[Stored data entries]
--------------------------------------------------

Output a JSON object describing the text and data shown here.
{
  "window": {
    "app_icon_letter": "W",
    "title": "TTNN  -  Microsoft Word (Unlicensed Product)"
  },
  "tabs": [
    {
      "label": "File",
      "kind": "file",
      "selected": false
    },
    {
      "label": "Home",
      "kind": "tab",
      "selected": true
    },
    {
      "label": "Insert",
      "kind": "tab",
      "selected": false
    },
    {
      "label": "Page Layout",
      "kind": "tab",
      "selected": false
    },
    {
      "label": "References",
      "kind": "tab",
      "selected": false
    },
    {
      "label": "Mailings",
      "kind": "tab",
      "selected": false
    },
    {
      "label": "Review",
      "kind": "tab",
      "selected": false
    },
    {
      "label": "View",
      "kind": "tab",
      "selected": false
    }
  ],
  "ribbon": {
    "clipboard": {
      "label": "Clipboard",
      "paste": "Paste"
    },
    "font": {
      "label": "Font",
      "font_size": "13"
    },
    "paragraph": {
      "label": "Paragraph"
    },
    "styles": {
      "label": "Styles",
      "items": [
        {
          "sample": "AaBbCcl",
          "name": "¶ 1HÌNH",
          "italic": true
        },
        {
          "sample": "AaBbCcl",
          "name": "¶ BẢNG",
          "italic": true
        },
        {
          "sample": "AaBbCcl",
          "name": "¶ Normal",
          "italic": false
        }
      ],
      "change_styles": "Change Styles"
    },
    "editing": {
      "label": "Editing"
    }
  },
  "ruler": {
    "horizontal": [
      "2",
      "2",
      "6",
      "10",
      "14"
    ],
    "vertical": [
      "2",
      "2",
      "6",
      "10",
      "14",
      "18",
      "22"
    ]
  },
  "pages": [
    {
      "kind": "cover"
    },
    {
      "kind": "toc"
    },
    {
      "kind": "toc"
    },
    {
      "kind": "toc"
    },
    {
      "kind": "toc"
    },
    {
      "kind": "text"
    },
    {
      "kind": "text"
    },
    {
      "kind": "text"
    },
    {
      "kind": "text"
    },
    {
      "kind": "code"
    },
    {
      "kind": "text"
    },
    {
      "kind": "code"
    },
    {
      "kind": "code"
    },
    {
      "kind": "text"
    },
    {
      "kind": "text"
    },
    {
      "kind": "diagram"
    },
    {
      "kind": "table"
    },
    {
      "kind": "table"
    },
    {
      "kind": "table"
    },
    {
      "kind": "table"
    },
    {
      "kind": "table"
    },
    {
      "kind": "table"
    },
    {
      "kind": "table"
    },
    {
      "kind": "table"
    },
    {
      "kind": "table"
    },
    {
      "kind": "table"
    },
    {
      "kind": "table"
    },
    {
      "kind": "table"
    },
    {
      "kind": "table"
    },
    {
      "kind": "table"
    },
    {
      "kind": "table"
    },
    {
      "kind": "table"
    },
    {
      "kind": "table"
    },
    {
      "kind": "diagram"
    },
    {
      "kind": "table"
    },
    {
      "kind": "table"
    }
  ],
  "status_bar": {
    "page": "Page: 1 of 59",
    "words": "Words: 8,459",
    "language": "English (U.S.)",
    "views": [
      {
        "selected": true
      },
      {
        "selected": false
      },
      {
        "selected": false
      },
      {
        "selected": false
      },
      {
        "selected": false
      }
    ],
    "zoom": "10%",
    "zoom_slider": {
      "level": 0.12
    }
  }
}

--------------------------------------------------

Locate the word "true" in the data above. Copy every line carrying it.

      "selected": true
          "italic": true
          "italic": true
        "selected": true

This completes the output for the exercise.